* _Excerpt to read_:
■ ■ ■ ■ ■

Then stop thinking of circuit simulation in terms of matrix math.


>> 
>> I've advocated for such a chip as a general OS host. One CPU per
>> process, with absolute hardware protections.
>
>Still has the SMP problem if the processes need to know about each other 
>at all.

There needs to be the clever multiport common SRAM, and one global
DONE line.

One shared register could be readable by all CPUs. It could have some
management bits.

I sure hope we're not still running Windows on 86 and linux on ARM a
hundred years from now. 





-- 

Father Brown's figure remained quite dark and still; 
but in that instant he had lost his head. His head was
always most valuable when he had lost it.

Reply by Phil Hobbs ●October 1, 20212021-10-01

jlarkin@highlandsniptechnology.com wrote:
> On Fri, 1 Oct 2021 12:34:25 -0400, Phil Hobbs
> <pcdhSpamMeSenseless@electrooptical.net> wrote:
> 
>> jlarkin@highlandsniptechnology.com wrote:
>>> On Fri, 1 Oct 2021 12:13:40 -0400, Phil Hobbs
>>> <pcdhSpamMeSenseless@electrooptical.net> wrote:
>>>
>>>> jlarkin@highlandsniptechnology.com wrote:
>>>>> On Fri, 1 Oct 2021 11:07:48 -0400, Phil Hobbs
>>>>> <pcdhSpamMeSenseless@electrooptical.net> wrote:
>>>>>
>>>>>> jlarkin@highlandsniptechnology.com wrote:
>>>>>>> On Fri, 1 Oct 2021 08:55:01 -0400, Phil Hobbs
>>>>>>> <pcdhSpamMeSenseless@electrooptical.net> wrote:
>>>>>>>
>>>>>>>> Gerhard Hoffmann wrote:
>>>>>>>>> Am 30.09.21 um 21:24 schrieb John Larkin:
>>>>>>>>>> On Thu, 30 Sep 2021 19:58:50 +0100, "Kevin Aylward"
>>>>>>>>>> <kevinRemoveandReplaceATkevinaylward.co.uk> wrote:
>>>>>>>>>>
>>>>>>>>>>>> "John Larkin"&nbsp; wrote in message
>>>>>>>>>>>> news:bdc7lgdap8o66j8m92ullph1nojbg9c5ni@4ax.com...
>>>>>>>>>>>
>>>>>>>>>>>> https://www.linkedin.com/in/mike-engelhardt-a788a822
>>>>>>>>>>>
>>>>>>>>>>> ...but why ......?
>>>>>>>>>>>
>>>>>>>>>>
>>>>>>>>>> Maybe he enjoys it. I'm sure he's enormously wealthy and could do
>>>>>>>>>> anything he wahts.
>>>>>>>>>>
>>>>>>>>>> I want a Spice that uses an nvidia board to speed it up 1000:1.
>>>>>>>>>>
>>>>>>>>>
>>>>>>>>> Hopeless. That has already been tried in IBM AT times with these
>>>>>>>>> Weitek coprocessors and NS 32032 processor boards; it never lived
>>>>>>>>> up to the expectations.
>>>>>>>>
>>>>>>>> Parallellizing sparse matrix computation is an area of active research.
>>>>>>>> The best approach ATM seems to be runtime profiling that generates a
>>>>>>>> JIT-compiled FPGA image for the actual crunching, sort of like the way
>>>>>>>> FFTW generates optimum FFT routines.

■ ■ ■ ■ ■

(Source records)

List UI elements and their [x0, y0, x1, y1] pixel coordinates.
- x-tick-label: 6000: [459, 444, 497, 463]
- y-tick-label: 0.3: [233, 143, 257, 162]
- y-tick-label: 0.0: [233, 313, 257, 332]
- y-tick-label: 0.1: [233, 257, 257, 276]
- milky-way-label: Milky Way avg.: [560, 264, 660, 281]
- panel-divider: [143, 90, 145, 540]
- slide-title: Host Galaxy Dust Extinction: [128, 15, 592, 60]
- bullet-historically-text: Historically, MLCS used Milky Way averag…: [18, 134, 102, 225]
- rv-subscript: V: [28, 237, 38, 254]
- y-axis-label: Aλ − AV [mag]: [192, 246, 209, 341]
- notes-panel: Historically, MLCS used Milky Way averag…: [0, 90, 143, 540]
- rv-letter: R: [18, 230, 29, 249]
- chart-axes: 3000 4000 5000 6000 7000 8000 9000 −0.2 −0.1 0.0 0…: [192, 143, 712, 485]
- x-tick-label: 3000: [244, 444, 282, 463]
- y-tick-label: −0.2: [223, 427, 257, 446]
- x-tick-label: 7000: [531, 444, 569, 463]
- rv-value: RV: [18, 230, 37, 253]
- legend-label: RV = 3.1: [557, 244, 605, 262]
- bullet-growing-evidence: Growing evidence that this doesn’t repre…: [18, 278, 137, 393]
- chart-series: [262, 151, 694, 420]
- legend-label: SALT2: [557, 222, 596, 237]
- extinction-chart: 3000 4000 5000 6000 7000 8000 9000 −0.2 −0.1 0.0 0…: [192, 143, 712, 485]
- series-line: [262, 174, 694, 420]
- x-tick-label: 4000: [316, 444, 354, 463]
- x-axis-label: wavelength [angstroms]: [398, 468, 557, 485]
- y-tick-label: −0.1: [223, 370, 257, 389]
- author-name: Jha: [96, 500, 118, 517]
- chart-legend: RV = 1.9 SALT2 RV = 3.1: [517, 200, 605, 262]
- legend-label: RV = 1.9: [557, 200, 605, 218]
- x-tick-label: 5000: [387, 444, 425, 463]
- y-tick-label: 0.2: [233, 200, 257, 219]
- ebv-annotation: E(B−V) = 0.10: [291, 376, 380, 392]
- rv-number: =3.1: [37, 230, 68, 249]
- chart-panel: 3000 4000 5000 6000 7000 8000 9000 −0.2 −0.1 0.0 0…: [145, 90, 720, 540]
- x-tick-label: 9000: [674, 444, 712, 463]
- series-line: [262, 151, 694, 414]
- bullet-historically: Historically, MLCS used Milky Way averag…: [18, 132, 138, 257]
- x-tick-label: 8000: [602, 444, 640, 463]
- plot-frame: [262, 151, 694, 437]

■ ■ ■ ■ ■

* _Requests_:
**A.** Count how many lines of the records contain the string "axis". Case counts. Give only the number.
**B.** Write the next part of the forum thread on circuit simulation hardware, picking up right after its last line.

* _Answer set_:
**A.** 2

**B.**
>>>>>>>>
>>>>>>>>>
>>>>>>>>> That's no wonder. When in time domain integration the next result
>>>>>>>>> depends on the current value and maybe a few in the past, you cannot
>>>>>>>>> compute more future timesteps in parallel. Maybe some speculative
>>>>>>>>> versions in parallel and then selecting the best. But that is no
>>>>>>>>> work for 1000 processors.
>>>>>>>>
>>>>>>>> SPICE isn't a bad application for parallellism, if you can figure out
>>>>>>>> how to do it--you wouldn't bother for trivial things, where the run
>>>>>>>> times are less than 30s or so, but for longer calculations the profiling
>>>>>>>> would be a small part of the work.  The inner loop is time-stepping the
>>>>>>>> same matrix topology all the time (though the coefficients change with
>>>>>>>> the time step).
>>>>>>>>
>>>>>>>> Since all that horsepower would be spending most of its time waiting for
>>>>>>>> us to dork the circuit and dink the fonts, it could be running the
>>>>>>>> profiling in the background during editing.  You might get 100x speedup
>>>>>>>> that way, ISTM.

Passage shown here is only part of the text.